--- START Exercise input ---

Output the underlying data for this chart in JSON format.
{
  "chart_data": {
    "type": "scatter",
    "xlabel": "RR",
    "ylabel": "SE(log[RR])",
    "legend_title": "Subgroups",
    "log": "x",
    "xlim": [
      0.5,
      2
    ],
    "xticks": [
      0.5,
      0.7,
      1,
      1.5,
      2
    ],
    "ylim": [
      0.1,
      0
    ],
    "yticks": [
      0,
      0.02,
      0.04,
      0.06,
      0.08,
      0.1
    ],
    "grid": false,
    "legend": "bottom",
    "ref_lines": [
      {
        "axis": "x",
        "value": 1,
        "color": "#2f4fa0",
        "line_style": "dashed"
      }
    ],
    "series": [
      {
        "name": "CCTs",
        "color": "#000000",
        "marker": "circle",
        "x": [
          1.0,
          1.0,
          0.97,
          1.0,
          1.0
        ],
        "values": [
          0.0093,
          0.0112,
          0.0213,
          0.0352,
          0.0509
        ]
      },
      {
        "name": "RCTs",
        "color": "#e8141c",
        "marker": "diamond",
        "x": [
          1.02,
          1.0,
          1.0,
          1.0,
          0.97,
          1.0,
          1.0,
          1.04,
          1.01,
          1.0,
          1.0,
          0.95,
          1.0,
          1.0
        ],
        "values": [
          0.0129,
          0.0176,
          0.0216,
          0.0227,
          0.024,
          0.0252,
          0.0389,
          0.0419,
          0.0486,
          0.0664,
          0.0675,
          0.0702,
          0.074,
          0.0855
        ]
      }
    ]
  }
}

--- END Exercise input ---

■ Written request: Retype the material in full. Each word must match.

■ Output of the exercise:
Output the underlying data for this chart in JSON format.
{
  "chart_data": {
    "type": "scatter",
    "xlabel": "RR",
    "ylabel": "SE(log[RR])",
    "legend_title": "Subgroups",
    "log": "x",
    "xlim": [
      0.5,
      2
    ],
    "xticks": [
      0.5,
      0.7,
      1,
      1.5,
      2
    ],
    "ylim": [
      0.1,
      0
    ],
    "yticks": [
      0,
      0.02,
      0.04,
      0.06,
      0.08,
      0.1
    ],
    "grid": false,
    "legend": "bottom",
    "ref_lines": [
      {
        "axis": "x",
        "value": 1,
        "color": "#2f4fa0",
        "line_style": "dashed"
      }
    ],
    "series": [
      {
        "name": "CCTs",
        "color": "#000000",
        "marker": "circle",
        "x": [
          1.0,
          1.0,
          0.97,
          1.0,
          1.0
        ],
        "values": [
          0.0093,
          0.0112,
          0.0213,
          0.0352,
          0.0509
        ]
      },
      {
        "name": "RCTs",
        "color": "#e8141c",
        "marker": "diamond",
        "x": [
          1.02,
          1.0,
          1.0,
          1.0,
          0.97,
          1.0,
          1.0,
          1.04,
          1.01,
          1.0,
          1.0,
          0.95,
          1.0,
          1.0
        ],
        "values": [
          0.0129,
          0.0176,
          0.0216,
          0.0227,
          0.024,
          0.0252,
          0.0389,
          0.0419,
          0.0486,
          0.0664,
          0.0675,
          0.0702,
          0.074,
          0.0855
        ]
      }
    ]
  }
}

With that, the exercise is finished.